* [Work to do] Pictures aside, write out every record exactly as it appears.

Records:
§
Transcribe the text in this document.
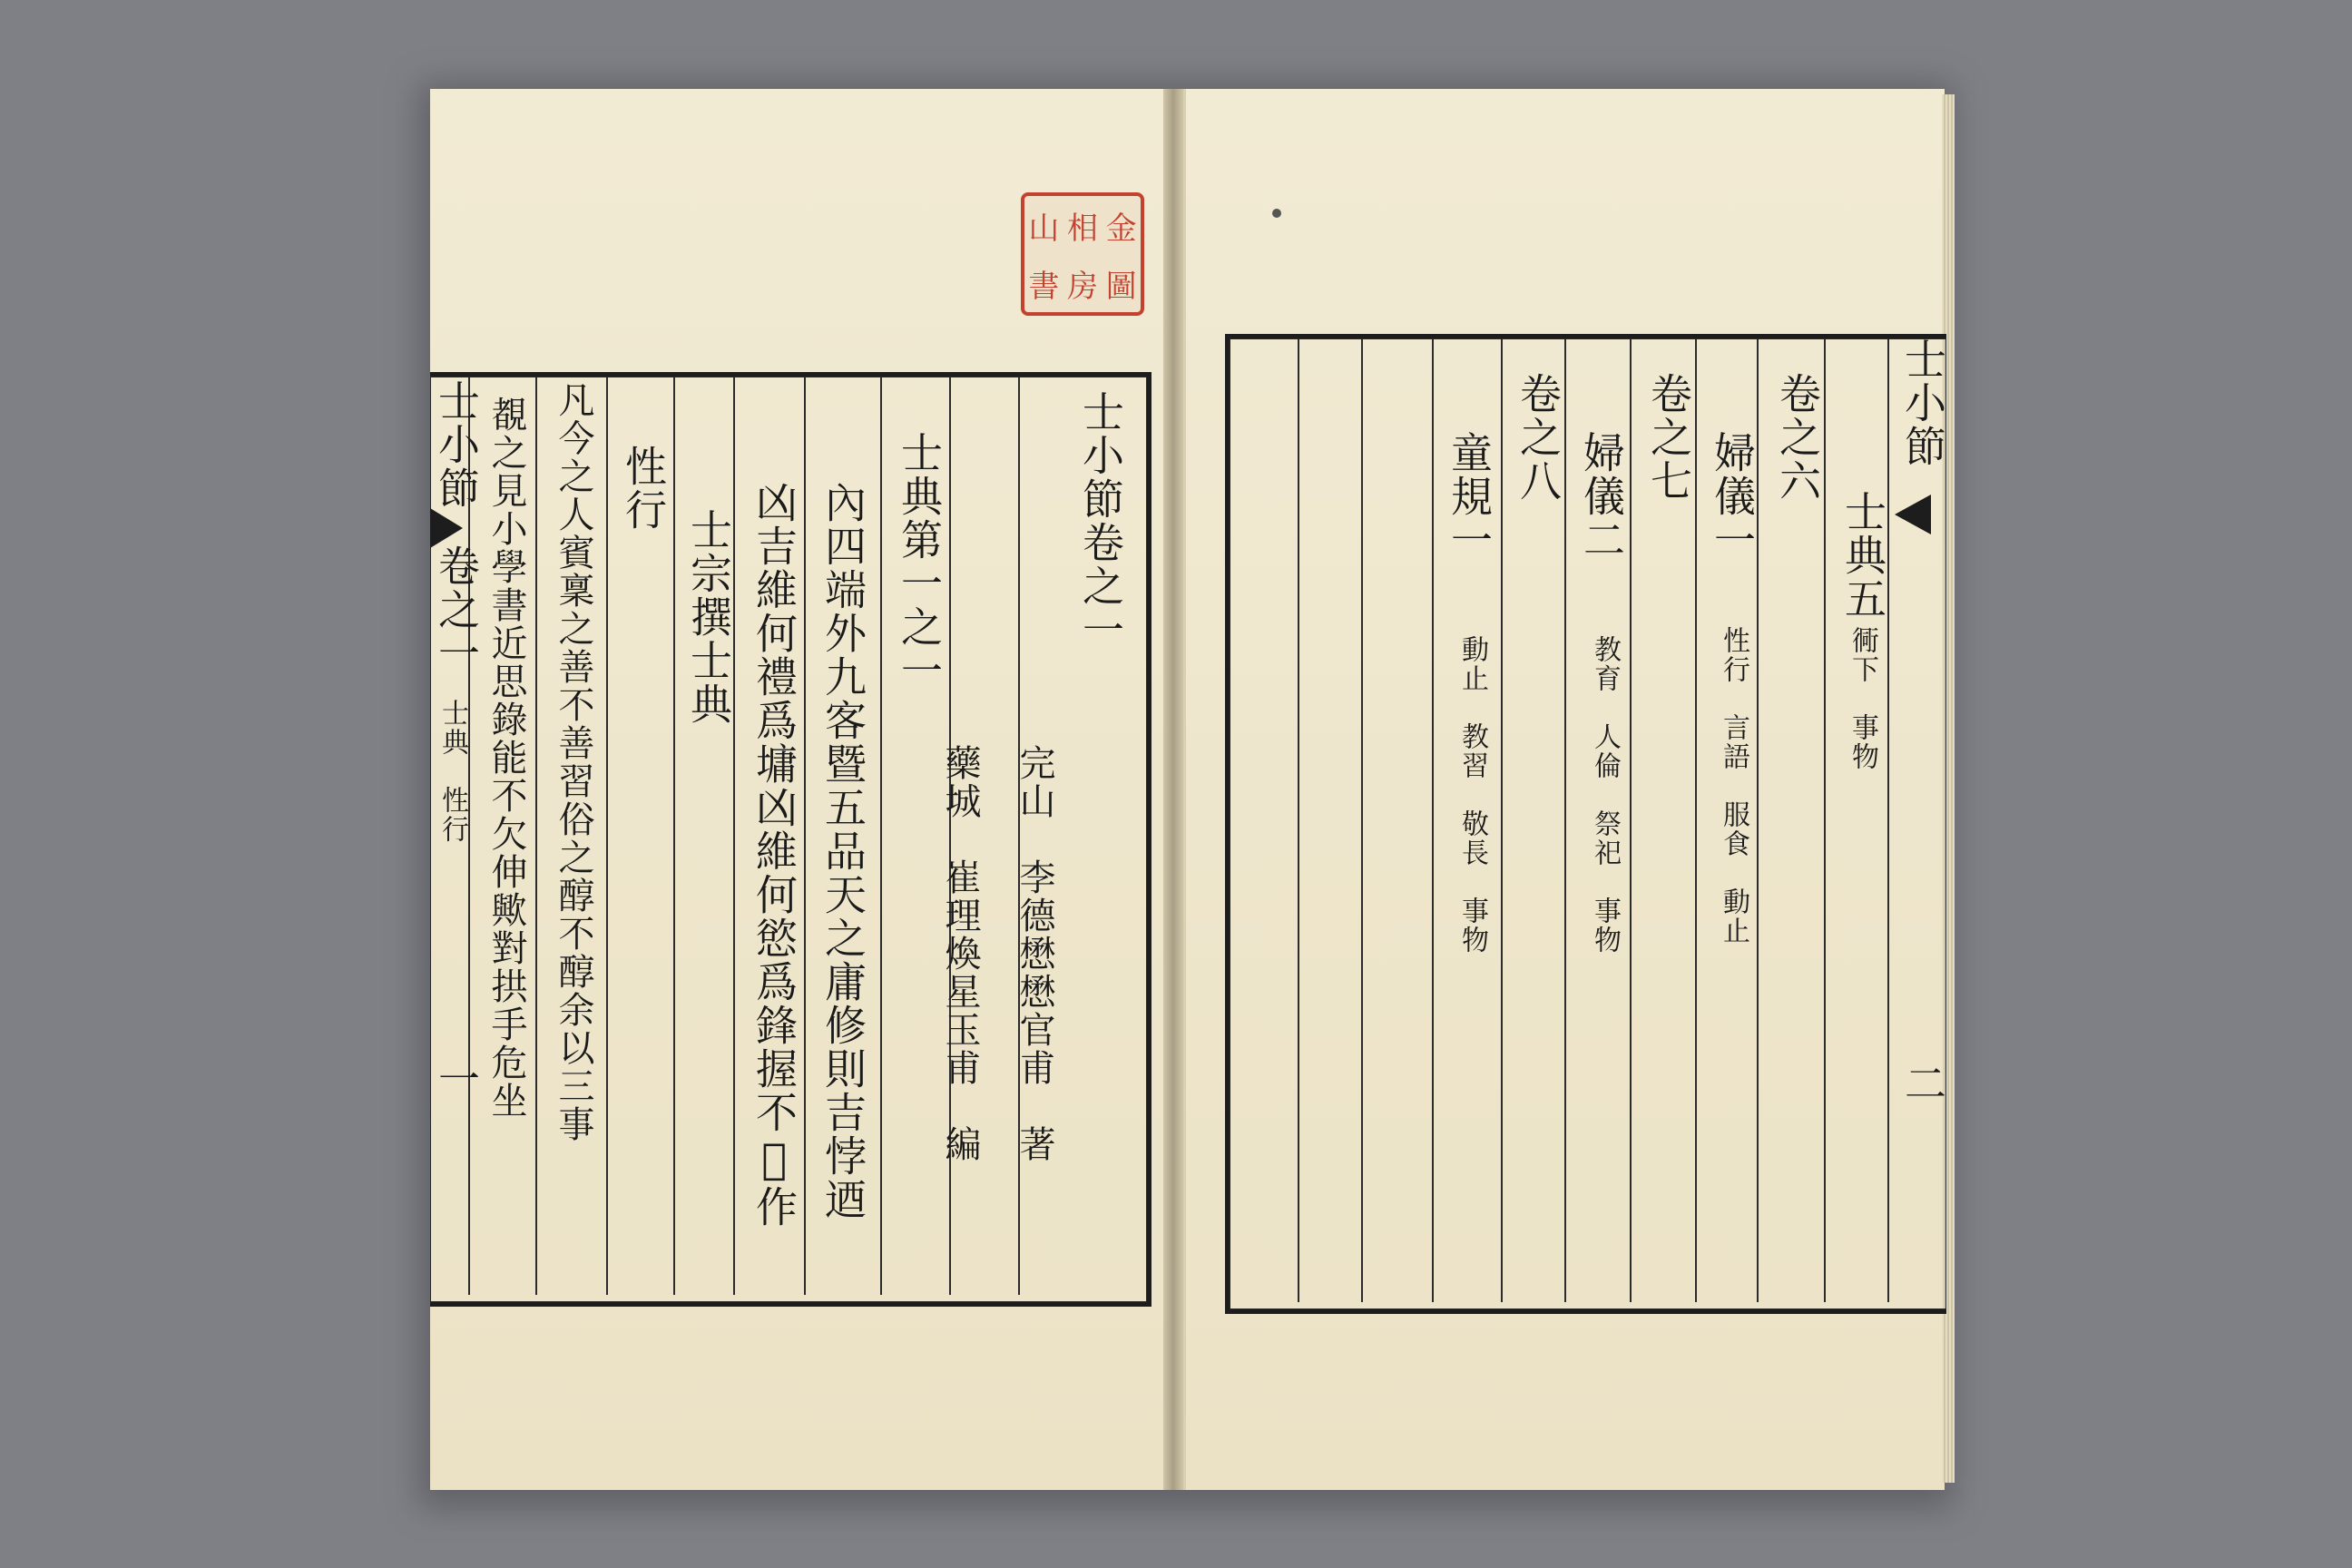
山 相 金
書 房 圖
士小節卷之一
完山　李德懋懋官甫　著
藥城　崔理煥星玉甫　編
士典第一之一
內四端外九客暨五品天之庸修則吉悖迺
凶吉維何禮爲墉凶維何慾爲鋒握不𥨊作
士宗撰士典
性行
凡今之人賓稟之善不善習俗之醇不醇余以三事
覩之見小學書近思錄能不欠伸歟對拱手危坐
士小節
卷之一
士典　性行
一
士小節
二
士典五
衕下　事物
卷之六
婦儀一
性行　言語　服食　動止
卷之七
婦儀二
教育　人倫　祭祀　事物
卷之八
童規一
動止　教習　敬長　事物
§
* [Complete answer]
Transcribe the text in this document.
山 相 金
書 房 圖
士小節卷之一
完山　李德懋懋官甫　著
藥城　崔理煥星玉甫　編
士典第一之一
內四端外九客暨五品天之庸修則吉悖迺
凶吉維何禮爲墉凶維何慾爲鋒握不𥨊作
士宗撰士典
性行
凡今之人賓稟之善不善習俗之醇不醇余以三事
覩之見小學書近思錄能不欠伸歟對拱手危坐
士小節
卷之一
士典　性行
一
士小節
二
士典五
衕下　事物
卷之六
婦儀一
性行　言語　服食　動止
卷之七
婦儀二
教育　人倫　祭祀　事物
卷之八
童規一
動止　教習　敬長　事物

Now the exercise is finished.